▸ What the task asks
Copy out the following lines exactly, keeping every one.
=== Data for the task ===
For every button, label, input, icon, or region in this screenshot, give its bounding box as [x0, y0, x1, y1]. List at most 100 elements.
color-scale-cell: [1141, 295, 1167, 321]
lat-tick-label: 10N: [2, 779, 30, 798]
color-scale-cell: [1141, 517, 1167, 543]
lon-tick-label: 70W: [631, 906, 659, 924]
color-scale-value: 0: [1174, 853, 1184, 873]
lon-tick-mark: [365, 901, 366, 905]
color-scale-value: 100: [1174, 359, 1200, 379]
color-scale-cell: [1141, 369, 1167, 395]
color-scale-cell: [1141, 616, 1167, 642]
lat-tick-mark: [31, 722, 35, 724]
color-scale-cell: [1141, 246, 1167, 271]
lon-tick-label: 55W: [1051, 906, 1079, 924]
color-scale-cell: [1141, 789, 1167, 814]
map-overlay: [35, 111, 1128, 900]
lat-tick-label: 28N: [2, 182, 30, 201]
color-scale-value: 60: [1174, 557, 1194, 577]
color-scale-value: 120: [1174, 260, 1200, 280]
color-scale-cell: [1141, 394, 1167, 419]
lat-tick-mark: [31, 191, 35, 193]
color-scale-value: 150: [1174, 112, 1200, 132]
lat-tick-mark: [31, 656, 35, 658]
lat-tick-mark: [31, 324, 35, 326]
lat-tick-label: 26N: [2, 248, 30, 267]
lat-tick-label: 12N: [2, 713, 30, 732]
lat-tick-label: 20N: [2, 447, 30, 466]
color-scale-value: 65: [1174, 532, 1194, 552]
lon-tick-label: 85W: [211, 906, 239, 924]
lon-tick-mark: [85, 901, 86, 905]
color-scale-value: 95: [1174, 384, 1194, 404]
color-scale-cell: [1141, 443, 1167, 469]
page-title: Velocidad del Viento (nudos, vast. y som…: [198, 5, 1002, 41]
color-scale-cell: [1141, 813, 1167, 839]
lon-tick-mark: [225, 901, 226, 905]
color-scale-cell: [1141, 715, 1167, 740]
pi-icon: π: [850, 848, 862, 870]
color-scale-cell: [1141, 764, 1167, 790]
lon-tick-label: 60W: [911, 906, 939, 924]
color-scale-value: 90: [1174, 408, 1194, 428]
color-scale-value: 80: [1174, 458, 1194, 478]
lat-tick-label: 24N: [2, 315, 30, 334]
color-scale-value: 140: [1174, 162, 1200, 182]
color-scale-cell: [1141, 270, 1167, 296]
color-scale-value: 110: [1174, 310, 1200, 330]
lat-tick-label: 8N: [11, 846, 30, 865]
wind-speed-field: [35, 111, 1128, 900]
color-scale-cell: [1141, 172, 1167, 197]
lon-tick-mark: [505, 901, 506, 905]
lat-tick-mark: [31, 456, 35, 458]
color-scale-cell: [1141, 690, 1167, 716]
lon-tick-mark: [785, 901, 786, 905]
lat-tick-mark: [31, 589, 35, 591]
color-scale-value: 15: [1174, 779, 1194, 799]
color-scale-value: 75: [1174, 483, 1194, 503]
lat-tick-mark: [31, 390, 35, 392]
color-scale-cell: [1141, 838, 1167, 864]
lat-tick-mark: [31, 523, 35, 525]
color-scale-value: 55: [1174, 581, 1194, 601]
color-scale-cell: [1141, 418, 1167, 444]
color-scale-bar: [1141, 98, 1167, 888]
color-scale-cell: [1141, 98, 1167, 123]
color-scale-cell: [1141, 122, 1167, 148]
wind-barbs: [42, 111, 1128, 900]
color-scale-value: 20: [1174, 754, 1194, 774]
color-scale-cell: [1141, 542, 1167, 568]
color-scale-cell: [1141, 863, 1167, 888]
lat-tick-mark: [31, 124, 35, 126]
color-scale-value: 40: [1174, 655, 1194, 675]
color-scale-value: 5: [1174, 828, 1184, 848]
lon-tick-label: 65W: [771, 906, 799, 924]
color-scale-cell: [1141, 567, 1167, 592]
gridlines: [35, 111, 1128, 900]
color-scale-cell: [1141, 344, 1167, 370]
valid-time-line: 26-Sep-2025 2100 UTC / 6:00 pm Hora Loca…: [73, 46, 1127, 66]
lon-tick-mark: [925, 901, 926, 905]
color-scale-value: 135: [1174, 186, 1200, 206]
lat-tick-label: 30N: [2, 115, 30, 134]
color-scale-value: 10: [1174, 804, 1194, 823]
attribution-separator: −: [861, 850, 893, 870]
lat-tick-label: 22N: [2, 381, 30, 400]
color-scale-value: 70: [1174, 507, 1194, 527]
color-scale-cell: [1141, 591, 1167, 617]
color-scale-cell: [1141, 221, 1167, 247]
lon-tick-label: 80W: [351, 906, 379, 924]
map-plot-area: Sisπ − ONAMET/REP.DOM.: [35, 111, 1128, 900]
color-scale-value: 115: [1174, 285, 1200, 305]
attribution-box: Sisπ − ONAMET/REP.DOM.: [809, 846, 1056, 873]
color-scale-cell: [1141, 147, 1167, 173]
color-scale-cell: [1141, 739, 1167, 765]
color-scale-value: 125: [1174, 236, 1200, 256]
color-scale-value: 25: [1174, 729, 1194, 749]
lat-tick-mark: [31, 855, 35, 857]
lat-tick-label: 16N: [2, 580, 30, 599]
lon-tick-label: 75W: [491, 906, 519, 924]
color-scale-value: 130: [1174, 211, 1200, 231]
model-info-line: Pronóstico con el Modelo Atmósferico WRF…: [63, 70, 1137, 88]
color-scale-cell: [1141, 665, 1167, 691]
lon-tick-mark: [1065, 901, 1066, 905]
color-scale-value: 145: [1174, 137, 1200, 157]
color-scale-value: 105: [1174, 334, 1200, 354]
===
▸ Written answer
For every button, label, input, icon, or region in this screenshot, give its bounding box as [x0, y0, x1, y1]. List at most 100 elements.
color-scale-cell: [1141, 295, 1167, 321]
lat-tick-label: 10N: [2, 779, 30, 798]
color-scale-cell: [1141, 517, 1167, 543]
lon-tick-label: 70W: [631, 906, 659, 924]
color-scale-value: 0: [1174, 853, 1184, 873]
lon-tick-mark: [365, 901, 366, 905]
color-scale-value: 100: [1174, 359, 1200, 379]
color-scale-cell: [1141, 369, 1167, 395]
color-scale-cell: [1141, 616, 1167, 642]
lat-tick-mark: [31, 722, 35, 724]
color-scale-cell: [1141, 246, 1167, 271]
lon-tick-label: 55W: [1051, 906, 1079, 924]
color-scale-cell: [1141, 789, 1167, 814]
map-overlay: [35, 111, 1128, 900]
lat-tick-label: 28N: [2, 182, 30, 201]
color-scale-value: 60: [1174, 557, 1194, 577]
color-scale-value: 120: [1174, 260, 1200, 280]
color-scale-cell: [1141, 394, 1167, 419]
lat-tick-mark: [31, 191, 35, 193]
color-scale-value: 150: [1174, 112, 1200, 132]
lat-tick-mark: [31, 656, 35, 658]
lat-tick-mark: [31, 324, 35, 326]
lat-tick-label: 26N: [2, 248, 30, 267]
lat-tick-label: 12N: [2, 713, 30, 732]
lat-tick-label: 20N: [2, 447, 30, 466]
color-scale-value: 65: [1174, 532, 1194, 552]
lon-tick-label: 85W: [211, 906, 239, 924]
lon-tick-mark: [85, 901, 86, 905]
color-scale-value: 95: [1174, 384, 1194, 404]
color-scale-cell: [1141, 443, 1167, 469]
page-title: Velocidad del Viento (nudos, vast. y som…: [198, 5, 1002, 41]
color-scale-cell: [1141, 813, 1167, 839]
lon-tick-mark: [225, 901, 226, 905]
color-scale-cell: [1141, 715, 1167, 740]
pi-icon: π: [850, 848, 862, 870]
color-scale-cell: [1141, 764, 1167, 790]
lon-tick-label: 60W: [911, 906, 939, 924]
color-scale-value: 90: [1174, 408, 1194, 428]
color-scale-value: 80: [1174, 458, 1194, 478]
lat-tick-label: 24N: [2, 315, 30, 334]
color-scale-value: 140: [1174, 162, 1200, 182]
color-scale-cell: [1141, 270, 1167, 296]
color-scale-value: 110: [1174, 310, 1200, 330]
lat-tick-label: 8N: [11, 846, 30, 865]
wind-speed-field: [35, 111, 1128, 900]
color-scale-cell: [1141, 172, 1167, 197]
lon-tick-mark: [505, 901, 506, 905]
lat-tick-mark: [31, 456, 35, 458]
color-scale-cell: [1141, 690, 1167, 716]
lon-tick-mark: [785, 901, 786, 905]
lat-tick-mark: [31, 589, 35, 591]
color-scale-value: 15: [1174, 779, 1194, 799]
color-scale-value: 75: [1174, 483, 1194, 503]
lat-tick-mark: [31, 390, 35, 392]
color-scale-cell: [1141, 838, 1167, 864]
lat-tick-mark: [31, 523, 35, 525]
color-scale-value: 55: [1174, 581, 1194, 601]
color-scale-cell: [1141, 418, 1167, 444]
color-scale-bar: [1141, 98, 1167, 888]
color-scale-cell: [1141, 98, 1167, 123]
color-scale-cell: [1141, 122, 1167, 148]
wind-barbs: [42, 111, 1128, 900]
color-scale-value: 20: [1174, 754, 1194, 774]
color-scale-cell: [1141, 542, 1167, 568]
color-scale-cell: [1141, 863, 1167, 888]
lat-tick-mark: [31, 124, 35, 126]
color-scale-value: 40: [1174, 655, 1194, 675]
color-scale-value: 5: [1174, 828, 1184, 848]
lon-tick-label: 65W: [771, 906, 799, 924]
color-scale-cell: [1141, 567, 1167, 592]
gridlines: [35, 111, 1128, 900]
color-scale-cell: [1141, 344, 1167, 370]
valid-time-line: 26-Sep-2025 2100 UTC / 6:00 pm Hora Loca…: [73, 46, 1127, 66]
lon-tick-mark: [925, 901, 926, 905]
color-scale-value: 135: [1174, 186, 1200, 206]
lat-tick-label: 30N: [2, 115, 30, 134]
color-scale-value: 10: [1174, 804, 1194, 823]
attribution-separator: −: [861, 850, 893, 870]
lat-tick-label: 22N: [2, 381, 30, 400]
color-scale-value: 70: [1174, 507, 1194, 527]
color-scale-cell: [1141, 591, 1167, 617]
color-scale-cell: [1141, 221, 1167, 247]
lon-tick-label: 80W: [351, 906, 379, 924]
map-plot-area: Sisπ − ONAMET/REP.DOM.: [35, 111, 1128, 900]
color-scale-value: 115: [1174, 285, 1200, 305]
attribution-box: Sisπ − ONAMET/REP.DOM.: [809, 846, 1056, 873]
color-scale-cell: [1141, 147, 1167, 173]
color-scale-cell: [1141, 739, 1167, 765]
color-scale-value: 125: [1174, 236, 1200, 256]
color-scale-value: 25: [1174, 729, 1194, 749]
lat-tick-mark: [31, 855, 35, 857]
lat-tick-label: 16N: [2, 580, 30, 599]
lon-tick-label: 75W: [491, 906, 519, 924]
color-scale-value: 130: [1174, 211, 1200, 231]
model-info-line: Pronóstico con el Modelo Atmósferico WRF…: [63, 70, 1137, 88]
color-scale-cell: [1141, 665, 1167, 691]
lon-tick-mark: [1065, 901, 1066, 905]
color-scale-value: 145: [1174, 137, 1200, 157]
color-scale-value: 105: [1174, 334, 1200, 354]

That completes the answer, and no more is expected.